(Data records)
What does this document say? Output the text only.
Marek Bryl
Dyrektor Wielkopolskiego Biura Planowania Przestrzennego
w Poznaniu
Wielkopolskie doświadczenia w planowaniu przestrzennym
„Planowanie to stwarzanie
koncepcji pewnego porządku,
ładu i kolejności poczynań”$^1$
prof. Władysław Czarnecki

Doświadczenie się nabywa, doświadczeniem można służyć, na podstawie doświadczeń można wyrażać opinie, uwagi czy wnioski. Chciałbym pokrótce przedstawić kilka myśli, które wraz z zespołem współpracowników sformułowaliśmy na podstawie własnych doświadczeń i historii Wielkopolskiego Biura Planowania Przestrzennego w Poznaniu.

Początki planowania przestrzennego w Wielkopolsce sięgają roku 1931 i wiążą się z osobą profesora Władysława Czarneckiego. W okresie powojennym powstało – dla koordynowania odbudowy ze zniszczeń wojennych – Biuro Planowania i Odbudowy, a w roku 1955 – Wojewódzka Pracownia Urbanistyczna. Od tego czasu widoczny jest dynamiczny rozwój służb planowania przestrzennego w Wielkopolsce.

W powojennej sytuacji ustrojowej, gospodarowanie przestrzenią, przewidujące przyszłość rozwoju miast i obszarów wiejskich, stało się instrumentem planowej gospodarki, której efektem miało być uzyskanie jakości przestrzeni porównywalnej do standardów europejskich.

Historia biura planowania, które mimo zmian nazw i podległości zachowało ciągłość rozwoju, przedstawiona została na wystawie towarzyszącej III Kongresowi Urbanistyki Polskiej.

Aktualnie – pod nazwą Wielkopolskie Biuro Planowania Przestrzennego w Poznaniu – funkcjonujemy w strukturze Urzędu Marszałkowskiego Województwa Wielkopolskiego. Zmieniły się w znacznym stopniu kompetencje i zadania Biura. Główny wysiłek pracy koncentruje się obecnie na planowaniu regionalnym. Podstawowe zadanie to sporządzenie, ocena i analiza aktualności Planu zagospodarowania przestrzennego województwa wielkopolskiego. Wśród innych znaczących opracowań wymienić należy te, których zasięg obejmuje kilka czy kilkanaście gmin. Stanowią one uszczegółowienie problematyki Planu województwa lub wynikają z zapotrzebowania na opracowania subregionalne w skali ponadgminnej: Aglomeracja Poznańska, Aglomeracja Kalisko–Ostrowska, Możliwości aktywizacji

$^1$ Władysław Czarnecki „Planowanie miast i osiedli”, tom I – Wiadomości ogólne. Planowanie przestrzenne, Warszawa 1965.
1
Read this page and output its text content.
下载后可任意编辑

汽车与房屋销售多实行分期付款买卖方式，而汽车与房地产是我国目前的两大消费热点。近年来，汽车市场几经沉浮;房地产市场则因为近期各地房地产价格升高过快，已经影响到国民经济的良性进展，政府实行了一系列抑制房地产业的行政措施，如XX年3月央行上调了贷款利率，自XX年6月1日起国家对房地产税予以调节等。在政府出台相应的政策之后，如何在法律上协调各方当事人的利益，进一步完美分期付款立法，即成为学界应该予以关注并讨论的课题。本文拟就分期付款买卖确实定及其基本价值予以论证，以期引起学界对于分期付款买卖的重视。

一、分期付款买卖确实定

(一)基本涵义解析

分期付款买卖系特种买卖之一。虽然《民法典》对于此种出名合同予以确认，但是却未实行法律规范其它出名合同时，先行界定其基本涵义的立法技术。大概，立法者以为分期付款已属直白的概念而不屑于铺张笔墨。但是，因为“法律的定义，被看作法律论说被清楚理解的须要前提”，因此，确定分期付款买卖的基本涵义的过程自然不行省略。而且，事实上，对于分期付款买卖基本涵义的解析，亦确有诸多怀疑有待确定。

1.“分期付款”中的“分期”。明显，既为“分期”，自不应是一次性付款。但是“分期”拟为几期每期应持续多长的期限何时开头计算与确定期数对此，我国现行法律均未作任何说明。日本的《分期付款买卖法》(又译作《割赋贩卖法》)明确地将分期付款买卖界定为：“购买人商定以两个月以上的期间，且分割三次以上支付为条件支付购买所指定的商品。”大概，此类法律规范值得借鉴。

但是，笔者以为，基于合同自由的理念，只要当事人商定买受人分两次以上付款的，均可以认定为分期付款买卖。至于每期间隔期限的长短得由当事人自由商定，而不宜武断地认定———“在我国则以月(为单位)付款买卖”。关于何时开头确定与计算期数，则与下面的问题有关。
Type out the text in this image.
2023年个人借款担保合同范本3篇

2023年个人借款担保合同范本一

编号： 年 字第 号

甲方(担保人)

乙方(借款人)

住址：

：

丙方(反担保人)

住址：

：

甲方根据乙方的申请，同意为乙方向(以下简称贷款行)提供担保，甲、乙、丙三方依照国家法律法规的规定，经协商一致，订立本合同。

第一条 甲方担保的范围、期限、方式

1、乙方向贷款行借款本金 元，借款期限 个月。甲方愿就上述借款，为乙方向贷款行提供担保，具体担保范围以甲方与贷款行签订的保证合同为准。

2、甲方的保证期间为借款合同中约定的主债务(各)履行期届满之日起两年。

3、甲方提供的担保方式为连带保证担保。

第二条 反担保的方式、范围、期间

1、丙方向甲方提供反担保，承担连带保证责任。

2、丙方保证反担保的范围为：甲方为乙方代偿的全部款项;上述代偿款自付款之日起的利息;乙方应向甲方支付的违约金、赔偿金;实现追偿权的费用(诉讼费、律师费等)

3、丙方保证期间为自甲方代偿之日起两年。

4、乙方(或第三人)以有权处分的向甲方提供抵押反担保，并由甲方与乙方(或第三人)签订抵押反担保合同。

## Problem details
Transcribe the records above exactly, but only from the line that contains "Type out the text in this image." through their final line, inclusive.

## Completed exercise
Type out the text in this image.
2023年个人借款担保合同范本3篇

2023年个人借款担保合同范本一

编号： 年 字第 号

甲方(担保人)

乙方(借款人)

住址：

：

丙方(反担保人)

住址：

：

甲方根据乙方的申请，同意为乙方向(以下简称贷款行)提供担保，甲、乙、丙三方依照国家法律法规的规定，经协商一致，订立本合同。

第一条 甲方担保的范围、期限、方式

1、乙方向贷款行借款本金 元，借款期限 个月。甲方愿就上述借款，为乙方向贷款行提供担保，具体担保范围以甲方与贷款行签订的保证合同为准。

2、甲方的保证期间为借款合同中约定的主债务(各)履行期届满之日起两年。

3、甲方提供的担保方式为连带保证担保。

第二条 反担保的方式、范围、期间

1、丙方向甲方提供反担保，承担连带保证责任。

2、丙方保证反担保的范围为：甲方为乙方代偿的全部款项;上述代偿款自付款之日起的利息;乙方应向甲方支付的违约金、赔偿金;实现追偿权的费用(诉讼费、律师费等)

3、丙方保证期间为自甲方代偿之日起两年。

4、乙方(或第三人)以有权处分的向甲方提供抵押反担保，并由甲方与乙方(或第三人)签订抵押反担保合同。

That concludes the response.